> SET TASK:
Select every line below containing the word "name".

> INFORMATION SHOWN:
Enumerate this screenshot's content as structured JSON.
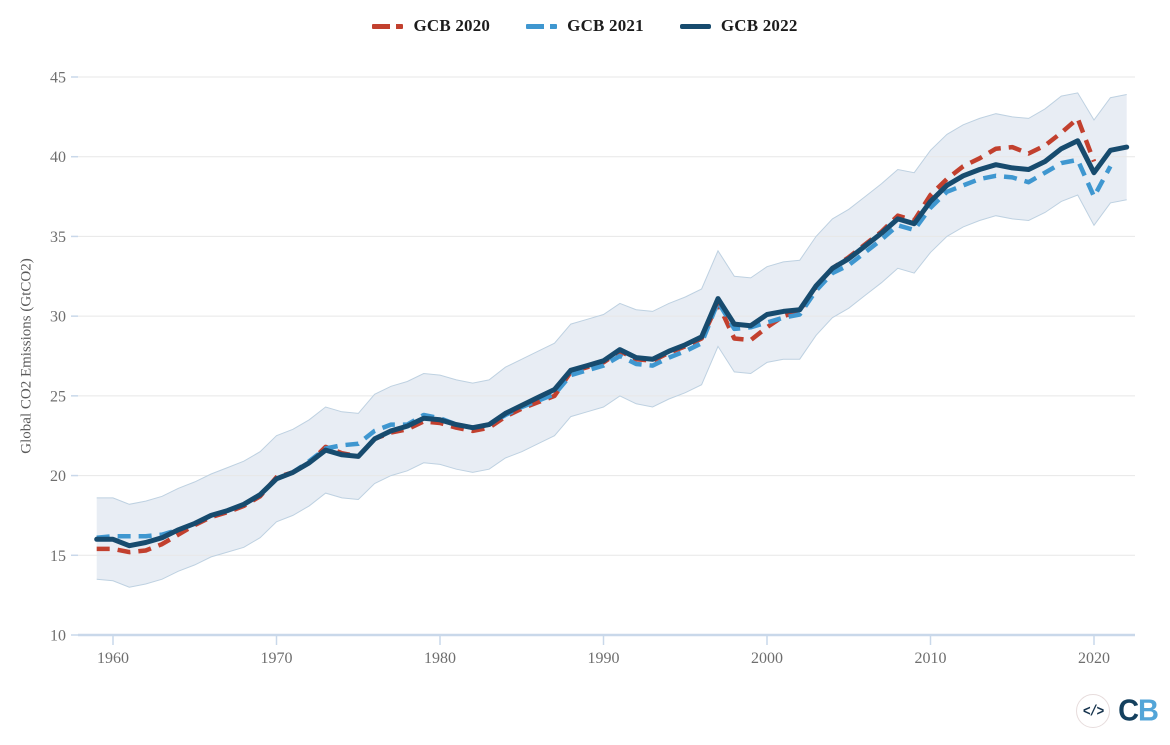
{
  "chart_data": {
    "type": "line",
    "title": "",
    "xlabel": "",
    "ylabel": "Global CO2 Emissions (GtCO2)",
    "xlim": [
      1957.8,
      2023.4
    ],
    "ylim": [
      10,
      45
    ],
    "x_ticks": [
      1960,
      1970,
      1980,
      1990,
      2000,
      2010,
      2020
    ],
    "y_ticks": [
      10,
      15,
      20,
      25,
      30,
      35,
      40,
      45
    ],
    "grid": "horizontal",
    "legend_position": "top-center",
    "series": [
      {
        "name": "GCB 2020",
        "color": "#c2402e",
        "style": "dashed",
        "line_width": 4.5,
        "start_year": 1959,
        "end_year": 2020,
        "values": [
          15.4,
          15.4,
          15.2,
          15.3,
          15.7,
          16.3,
          16.9,
          17.4,
          17.7,
          18.1,
          18.7,
          19.9,
          20.2,
          20.8,
          21.8,
          21.4,
          21.2,
          22.3,
          22.7,
          22.9,
          23.4,
          23.3,
          23.0,
          22.8,
          23.0,
          23.7,
          24.2,
          24.6,
          25.0,
          26.5,
          26.8,
          27.1,
          27.8,
          27.3,
          27.2,
          27.7,
          28.1,
          28.6,
          30.8,
          28.6,
          28.5,
          29.3,
          30.0,
          30.3,
          31.8,
          33.0,
          33.7,
          34.5,
          35.3,
          36.3,
          36.0,
          37.6,
          38.6,
          39.4,
          39.9,
          40.5,
          40.6,
          40.2,
          40.7,
          41.5,
          42.4,
          39.7
        ]
      },
      {
        "name": "GCB 2021",
        "color": "#3f97d0",
        "style": "dashed",
        "line_width": 4.5,
        "start_year": 1959,
        "end_year": 2021,
        "values": [
          16.1,
          16.2,
          16.2,
          16.2,
          16.3,
          16.6,
          17.0,
          17.5,
          17.8,
          18.2,
          18.8,
          19.8,
          20.2,
          20.9,
          21.7,
          21.9,
          22.0,
          22.8,
          23.2,
          23.2,
          23.8,
          23.6,
          23.2,
          23.0,
          23.2,
          23.8,
          24.3,
          24.7,
          25.1,
          26.3,
          26.6,
          26.9,
          27.5,
          27.0,
          26.9,
          27.4,
          27.8,
          28.3,
          30.9,
          29.2,
          29.3,
          29.6,
          29.9,
          30.1,
          31.6,
          32.7,
          33.2,
          34.0,
          34.8,
          35.7,
          35.4,
          36.8,
          37.8,
          38.2,
          38.6,
          38.8,
          38.7,
          38.4,
          39.0,
          39.6,
          39.8,
          37.5,
          39.4
        ]
      },
      {
        "name": "GCB 2022",
        "color": "#174b6e",
        "style": "solid",
        "line_width": 5,
        "start_year": 1959,
        "end_year": 2022,
        "values": [
          16.0,
          16.0,
          15.6,
          15.8,
          16.1,
          16.6,
          17.0,
          17.5,
          17.8,
          18.2,
          18.8,
          19.8,
          20.2,
          20.8,
          21.6,
          21.3,
          21.2,
          22.3,
          22.8,
          23.1,
          23.6,
          23.5,
          23.2,
          23.0,
          23.2,
          23.9,
          24.4,
          24.9,
          25.4,
          26.6,
          26.9,
          27.2,
          27.9,
          27.4,
          27.3,
          27.8,
          28.2,
          28.7,
          31.1,
          29.5,
          29.4,
          30.1,
          30.3,
          30.4,
          31.9,
          33.0,
          33.6,
          34.4,
          35.2,
          36.1,
          35.8,
          37.2,
          38.2,
          38.8,
          39.2,
          39.5,
          39.3,
          39.2,
          39.7,
          40.5,
          41.0,
          39.0,
          40.4,
          40.6
        ]
      }
    ],
    "band": {
      "name": "uncertainty-range",
      "fill": "#e8edf4",
      "edge": "#bed1e1",
      "start_year": 1959,
      "end_year": 2022,
      "lower": [
        13.5,
        13.4,
        13.0,
        13.2,
        13.5,
        14.0,
        14.4,
        14.9,
        15.2,
        15.5,
        16.1,
        17.1,
        17.5,
        18.1,
        18.9,
        18.6,
        18.5,
        19.5,
        20.0,
        20.3,
        20.8,
        20.7,
        20.4,
        20.2,
        20.4,
        21.1,
        21.5,
        22.0,
        22.5,
        23.7,
        24.0,
        24.3,
        25.0,
        24.5,
        24.3,
        24.8,
        25.2,
        25.7,
        28.1,
        26.5,
        26.4,
        27.1,
        27.3,
        27.3,
        28.8,
        29.9,
        30.5,
        31.3,
        32.1,
        33.0,
        32.7,
        34.0,
        35.0,
        35.6,
        36.0,
        36.3,
        36.1,
        36.0,
        36.5,
        37.2,
        37.6,
        35.7,
        37.1,
        37.3
      ],
      "upper": [
        18.6,
        18.6,
        18.2,
        18.4,
        18.7,
        19.2,
        19.6,
        20.1,
        20.5,
        20.9,
        21.5,
        22.5,
        22.9,
        23.5,
        24.3,
        24.0,
        23.9,
        25.1,
        25.6,
        25.9,
        26.4,
        26.3,
        26.0,
        25.8,
        26.0,
        26.8,
        27.3,
        27.8,
        28.3,
        29.5,
        29.8,
        30.1,
        30.8,
        30.4,
        30.3,
        30.8,
        31.2,
        31.7,
        34.1,
        32.5,
        32.4,
        33.1,
        33.4,
        33.5,
        35.0,
        36.1,
        36.7,
        37.5,
        38.3,
        39.2,
        39.0,
        40.4,
        41.4,
        42.0,
        42.4,
        42.7,
        42.5,
        42.4,
        43.0,
        43.8,
        44.0,
        42.3,
        43.7,
        43.9
      ]
    },
    "axis_style": {
      "gridline_color": "#e7e7e7",
      "axis_line_color": "#c9d8ea",
      "tick_label_color": "#6e6e6e"
    }
  },
  "legend": {
    "items": [
      {
        "label": "GCB 2020"
      },
      {
        "label": "GCB 2021"
      },
      {
        "label": "GCB 2022"
      }
    ]
  },
  "footer": {
    "embed_icon": "</>",
    "logo": {
      "c": "C",
      "b": "B"
    }
  }
}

> RESPONSE TO THE TASK:
        "name": "GCB 2020",
        "name": "GCB 2021",
        "name": "GCB 2022",
      "name": "uncertainty-range",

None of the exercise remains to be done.